◆ Data entries ◆
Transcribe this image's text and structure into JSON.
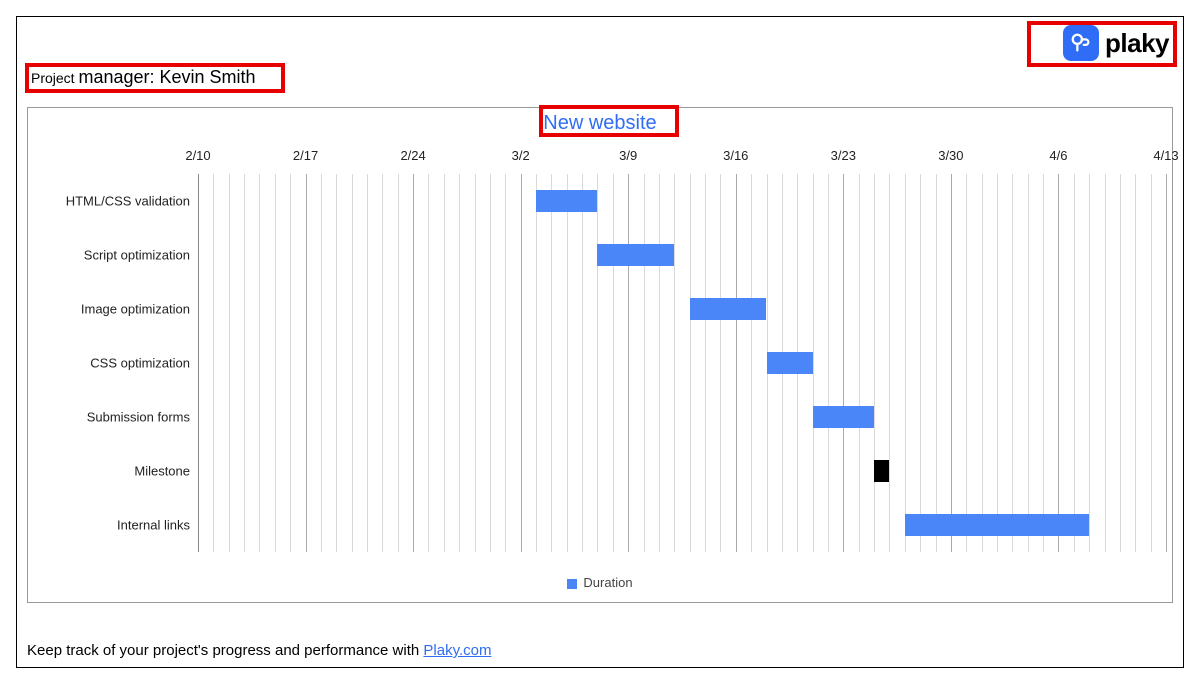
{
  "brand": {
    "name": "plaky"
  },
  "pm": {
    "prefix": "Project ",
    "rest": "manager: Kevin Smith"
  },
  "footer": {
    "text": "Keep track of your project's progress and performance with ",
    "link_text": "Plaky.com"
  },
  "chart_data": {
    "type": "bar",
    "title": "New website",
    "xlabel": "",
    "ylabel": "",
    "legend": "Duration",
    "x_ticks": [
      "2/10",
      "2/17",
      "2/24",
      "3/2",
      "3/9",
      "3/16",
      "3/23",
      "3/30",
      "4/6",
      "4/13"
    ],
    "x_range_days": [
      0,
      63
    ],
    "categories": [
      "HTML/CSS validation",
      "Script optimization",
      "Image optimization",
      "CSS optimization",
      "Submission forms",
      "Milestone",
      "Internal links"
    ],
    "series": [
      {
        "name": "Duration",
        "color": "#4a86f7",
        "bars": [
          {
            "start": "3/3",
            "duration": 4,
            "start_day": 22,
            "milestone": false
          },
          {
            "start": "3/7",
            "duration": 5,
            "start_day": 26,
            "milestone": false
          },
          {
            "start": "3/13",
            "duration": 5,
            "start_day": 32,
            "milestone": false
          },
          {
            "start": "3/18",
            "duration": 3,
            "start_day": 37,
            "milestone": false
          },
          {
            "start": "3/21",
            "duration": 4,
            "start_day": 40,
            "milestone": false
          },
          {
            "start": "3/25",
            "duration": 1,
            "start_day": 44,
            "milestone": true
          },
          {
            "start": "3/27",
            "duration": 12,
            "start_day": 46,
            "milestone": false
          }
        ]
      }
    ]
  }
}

---

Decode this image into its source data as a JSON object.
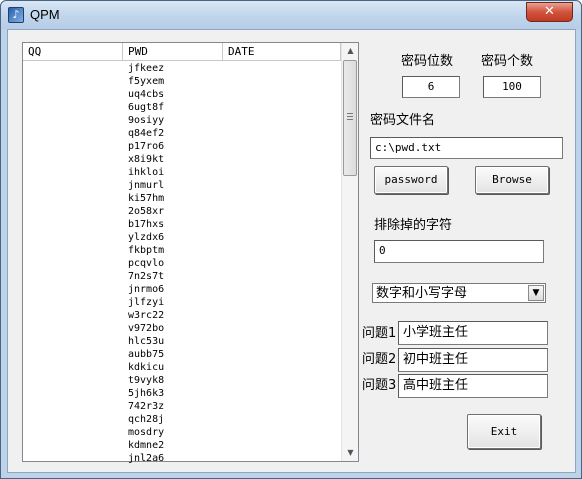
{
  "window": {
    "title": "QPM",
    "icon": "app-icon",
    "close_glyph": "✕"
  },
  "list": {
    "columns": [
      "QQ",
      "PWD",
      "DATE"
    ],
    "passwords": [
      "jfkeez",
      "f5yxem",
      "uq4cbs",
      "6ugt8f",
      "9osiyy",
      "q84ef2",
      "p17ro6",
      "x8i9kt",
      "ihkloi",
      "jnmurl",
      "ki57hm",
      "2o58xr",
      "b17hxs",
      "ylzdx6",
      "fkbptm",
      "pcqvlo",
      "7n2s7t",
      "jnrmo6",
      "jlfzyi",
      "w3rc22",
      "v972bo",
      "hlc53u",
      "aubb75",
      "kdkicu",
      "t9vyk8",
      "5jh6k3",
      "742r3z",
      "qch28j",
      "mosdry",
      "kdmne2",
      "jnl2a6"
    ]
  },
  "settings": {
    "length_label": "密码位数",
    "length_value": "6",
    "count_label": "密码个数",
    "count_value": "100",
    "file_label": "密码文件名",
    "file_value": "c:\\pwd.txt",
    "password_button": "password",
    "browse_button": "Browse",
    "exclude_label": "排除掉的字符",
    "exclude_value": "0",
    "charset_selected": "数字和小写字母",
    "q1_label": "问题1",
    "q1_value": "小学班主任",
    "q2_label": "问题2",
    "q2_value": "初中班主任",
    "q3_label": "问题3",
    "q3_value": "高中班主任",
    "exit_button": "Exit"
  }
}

* * *

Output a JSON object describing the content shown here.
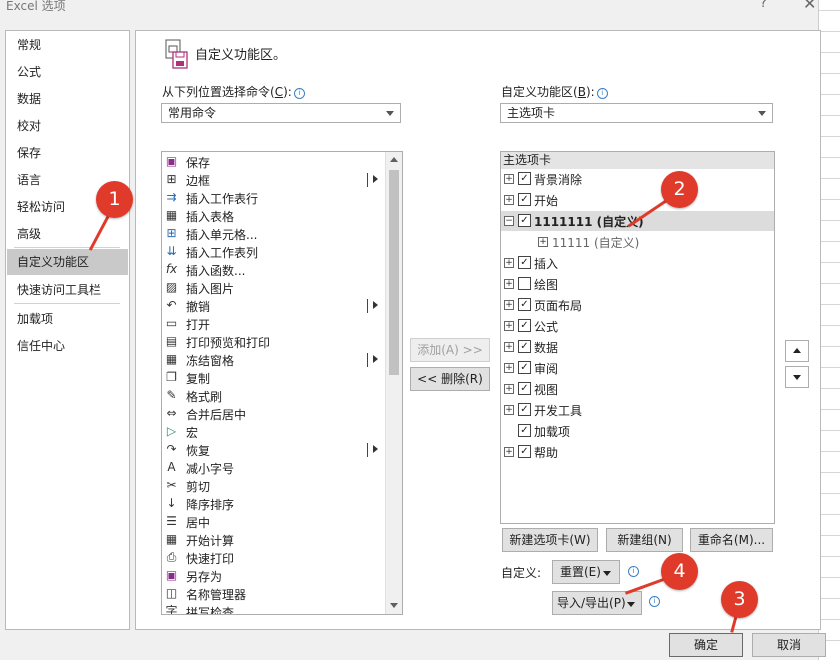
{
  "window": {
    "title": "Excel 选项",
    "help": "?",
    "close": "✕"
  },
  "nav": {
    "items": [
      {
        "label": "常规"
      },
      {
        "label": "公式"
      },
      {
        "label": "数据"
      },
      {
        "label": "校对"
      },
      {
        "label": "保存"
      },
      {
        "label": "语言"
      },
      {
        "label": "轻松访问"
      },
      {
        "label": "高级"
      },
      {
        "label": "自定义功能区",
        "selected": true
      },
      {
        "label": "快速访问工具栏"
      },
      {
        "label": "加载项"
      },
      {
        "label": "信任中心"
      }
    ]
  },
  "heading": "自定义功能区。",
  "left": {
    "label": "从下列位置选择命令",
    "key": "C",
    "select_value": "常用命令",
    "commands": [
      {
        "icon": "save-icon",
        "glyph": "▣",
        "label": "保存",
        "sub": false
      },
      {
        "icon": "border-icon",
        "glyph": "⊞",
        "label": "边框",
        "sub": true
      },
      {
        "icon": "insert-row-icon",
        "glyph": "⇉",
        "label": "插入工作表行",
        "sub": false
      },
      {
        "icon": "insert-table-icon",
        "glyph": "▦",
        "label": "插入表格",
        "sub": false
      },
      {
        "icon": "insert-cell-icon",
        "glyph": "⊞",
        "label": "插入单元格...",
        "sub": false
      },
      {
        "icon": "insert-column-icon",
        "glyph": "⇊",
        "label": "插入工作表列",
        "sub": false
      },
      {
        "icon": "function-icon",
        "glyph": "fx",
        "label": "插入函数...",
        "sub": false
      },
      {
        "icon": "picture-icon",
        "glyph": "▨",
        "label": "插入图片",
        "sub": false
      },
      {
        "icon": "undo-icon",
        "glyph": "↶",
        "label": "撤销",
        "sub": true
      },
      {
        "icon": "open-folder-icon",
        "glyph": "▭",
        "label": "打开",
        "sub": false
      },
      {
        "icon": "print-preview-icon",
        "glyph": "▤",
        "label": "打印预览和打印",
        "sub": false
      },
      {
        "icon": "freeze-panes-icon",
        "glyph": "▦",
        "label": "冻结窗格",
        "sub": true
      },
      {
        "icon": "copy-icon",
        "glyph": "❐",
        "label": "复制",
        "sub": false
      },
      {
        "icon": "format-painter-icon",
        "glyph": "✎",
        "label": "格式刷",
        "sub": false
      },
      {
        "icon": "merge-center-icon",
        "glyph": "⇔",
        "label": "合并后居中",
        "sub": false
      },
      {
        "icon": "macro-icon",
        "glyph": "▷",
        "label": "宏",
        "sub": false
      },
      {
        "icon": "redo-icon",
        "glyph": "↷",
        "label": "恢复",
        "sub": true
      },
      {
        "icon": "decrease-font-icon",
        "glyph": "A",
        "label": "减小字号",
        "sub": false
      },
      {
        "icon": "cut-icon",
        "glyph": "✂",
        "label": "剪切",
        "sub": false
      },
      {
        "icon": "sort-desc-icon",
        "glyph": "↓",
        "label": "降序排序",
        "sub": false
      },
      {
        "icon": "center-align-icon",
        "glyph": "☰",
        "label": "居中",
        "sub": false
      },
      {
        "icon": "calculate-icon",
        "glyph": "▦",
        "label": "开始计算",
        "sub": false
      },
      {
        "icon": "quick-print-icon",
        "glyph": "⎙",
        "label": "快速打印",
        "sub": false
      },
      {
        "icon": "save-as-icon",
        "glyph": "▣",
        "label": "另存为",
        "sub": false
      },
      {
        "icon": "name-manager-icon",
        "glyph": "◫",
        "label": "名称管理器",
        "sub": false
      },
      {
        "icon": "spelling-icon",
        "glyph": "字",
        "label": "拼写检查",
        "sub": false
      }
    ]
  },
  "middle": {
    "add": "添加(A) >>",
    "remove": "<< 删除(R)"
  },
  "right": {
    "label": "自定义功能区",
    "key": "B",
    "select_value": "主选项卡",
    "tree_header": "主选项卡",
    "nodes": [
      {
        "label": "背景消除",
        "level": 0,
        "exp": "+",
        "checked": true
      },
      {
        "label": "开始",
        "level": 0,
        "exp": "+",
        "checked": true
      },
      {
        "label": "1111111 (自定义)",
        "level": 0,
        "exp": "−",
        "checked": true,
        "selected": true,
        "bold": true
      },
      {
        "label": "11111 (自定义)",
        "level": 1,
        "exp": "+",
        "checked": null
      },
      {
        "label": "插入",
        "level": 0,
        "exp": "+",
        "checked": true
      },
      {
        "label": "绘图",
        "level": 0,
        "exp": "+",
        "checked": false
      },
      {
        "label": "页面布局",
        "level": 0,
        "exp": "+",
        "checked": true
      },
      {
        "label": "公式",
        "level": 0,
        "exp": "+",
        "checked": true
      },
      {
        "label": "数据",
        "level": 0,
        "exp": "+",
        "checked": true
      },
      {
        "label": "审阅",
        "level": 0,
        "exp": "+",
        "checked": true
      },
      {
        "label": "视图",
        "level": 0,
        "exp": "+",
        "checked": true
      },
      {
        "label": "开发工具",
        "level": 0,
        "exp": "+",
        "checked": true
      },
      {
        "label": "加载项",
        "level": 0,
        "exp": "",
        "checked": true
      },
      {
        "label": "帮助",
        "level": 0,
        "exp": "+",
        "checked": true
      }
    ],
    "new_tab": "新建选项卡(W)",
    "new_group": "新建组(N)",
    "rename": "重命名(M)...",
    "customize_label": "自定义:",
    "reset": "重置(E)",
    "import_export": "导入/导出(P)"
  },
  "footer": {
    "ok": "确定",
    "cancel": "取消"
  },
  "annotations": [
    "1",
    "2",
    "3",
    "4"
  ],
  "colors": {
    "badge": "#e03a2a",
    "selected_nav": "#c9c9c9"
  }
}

◆ Exercise ◆
Give the number of lines in the records that contain the string "center", with no other output.

◆ The solution ◆
2